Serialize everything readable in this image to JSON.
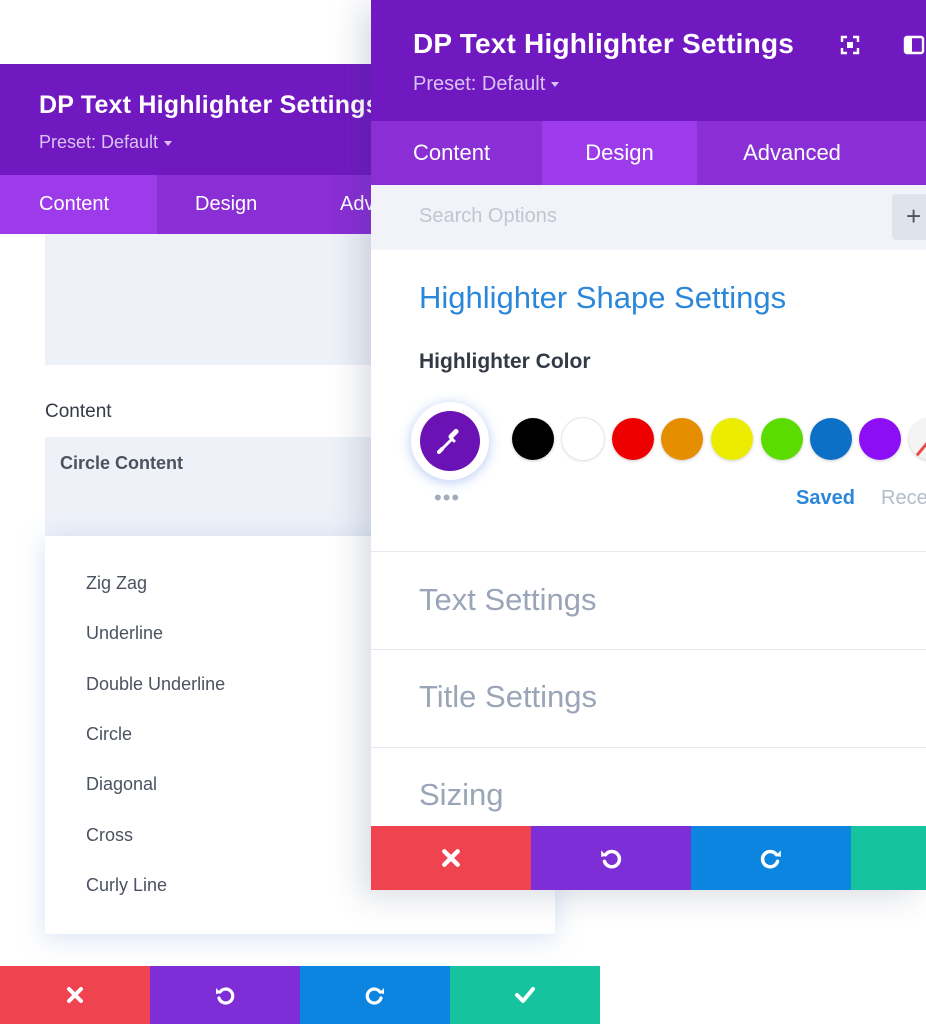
{
  "colors": {
    "header_purple": "#7119c1",
    "tab_purple": "#8a2ed6",
    "tab_active": "#9d3bea",
    "accent_blue": "#2b87da",
    "cancel_red": "#ef4350",
    "undo_purple": "#7d2ed6",
    "redo_blue": "#0c85e0",
    "save_green": "#16c39f"
  },
  "back_panel": {
    "title": "DP Text Highlighter Settings",
    "preset": "Preset: Default",
    "tabs": [
      {
        "label": "Content",
        "active": true
      },
      {
        "label": "Design",
        "active": false
      },
      {
        "label": "Advanced",
        "active": false
      }
    ],
    "content_label": "Content",
    "select_value": "Circle Content",
    "dropdown_options": [
      "Zig Zag",
      "Underline",
      "Double Underline",
      "Circle",
      "Diagonal",
      "Cross",
      "Curly Line"
    ],
    "footer": {
      "cancel_icon": "close-icon",
      "undo_icon": "undo-icon",
      "redo_icon": "redo-icon",
      "save_icon": "check-icon"
    }
  },
  "front_panel": {
    "title": "DP Text Highlighter Settings",
    "preset": "Preset: Default",
    "header_icons": [
      "fullscreen-icon",
      "sidebar-icon"
    ],
    "tabs": [
      {
        "label": "Content",
        "active": false
      },
      {
        "label": "Design",
        "active": true
      },
      {
        "label": "Advanced",
        "active": false
      }
    ],
    "search_placeholder": "Search Options",
    "add_button": "+",
    "section_title": "Highlighter Shape Settings",
    "color_label": "Highlighter Color",
    "picker_icon": "eyedropper-icon",
    "more_dots": "•••",
    "swatches": [
      {
        "name": "black",
        "color": "#000000"
      },
      {
        "name": "white",
        "color": "#ffffff"
      },
      {
        "name": "red",
        "color": "#ee0000"
      },
      {
        "name": "orange",
        "color": "#e58e00"
      },
      {
        "name": "yellow",
        "color": "#ecec00"
      },
      {
        "name": "green",
        "color": "#5bdc00"
      },
      {
        "name": "blue",
        "color": "#0c71c6"
      },
      {
        "name": "purple",
        "color": "#8b0ef5"
      },
      {
        "name": "none",
        "color": "transparent"
      }
    ],
    "saved_label": "Saved",
    "recent_label": "Recent",
    "toggles": [
      "Text Settings",
      "Title Settings",
      "Sizing"
    ]
  }
}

========

**Prompt:**
Retype all of the entries exactly as written, leaving out any images.

**The reply:**
Serialize everything readable in this image to JSON.
{
  "colors": {
    "header_purple": "#7119c1",
    "tab_purple": "#8a2ed6",
    "tab_active": "#9d3bea",
    "accent_blue": "#2b87da",
    "cancel_red": "#ef4350",
    "undo_purple": "#7d2ed6",
    "redo_blue": "#0c85e0",
    "save_green": "#16c39f"
  },
  "back_panel": {
    "title": "DP Text Highlighter Settings",
    "preset": "Preset: Default",
    "tabs": [
      {
        "label": "Content",
        "active": true
      },
      {
        "label": "Design",
        "active": false
      },
      {
        "label": "Advanced",
        "active": false
      }
    ],
    "content_label": "Content",
    "select_value": "Circle Content",
    "dropdown_options": [
      "Zig Zag",
      "Underline",
      "Double Underline",
      "Circle",
      "Diagonal",
      "Cross",
      "Curly Line"
    ],
    "footer": {
      "cancel_icon": "close-icon",
      "undo_icon": "undo-icon",
      "redo_icon": "redo-icon",
      "save_icon": "check-icon"
    }
  },
  "front_panel": {
    "title": "DP Text Highlighter Settings",
    "preset": "Preset: Default",
    "header_icons": [
      "fullscreen-icon",
      "sidebar-icon"
    ],
    "tabs": [
      {
        "label": "Content",
        "active": false
      },
      {
        "label": "Design",
        "active": true
      },
      {
        "label": "Advanced",
        "active": false
      }
    ],
    "search_placeholder": "Search Options",
    "add_button": "+",
    "section_title": "Highlighter Shape Settings",
    "color_label": "Highlighter Color",
    "picker_icon": "eyedropper-icon",
    "more_dots": "•••",
    "swatches": [
      {
        "name": "black",
        "color": "#000000"
      },
      {
        "name": "white",
        "color": "#ffffff"
      },
      {
        "name": "red",
        "color": "#ee0000"
      },
      {
        "name": "orange",
        "color": "#e58e00"
      },
      {
        "name": "yellow",
        "color": "#ecec00"
      },
      {
        "name": "green",
        "color": "#5bdc00"
      },
      {
        "name": "blue",
        "color": "#0c71c6"
      },
      {
        "name": "purple",
        "color": "#8b0ef5"
      },
      {
        "name": "none",
        "color": "transparent"
      }
    ],
    "saved_label": "Saved",
    "recent_label": "Recent",
    "toggles": [
      "Text Settings",
      "Title Settings",
      "Sizing"
    ]
  }
}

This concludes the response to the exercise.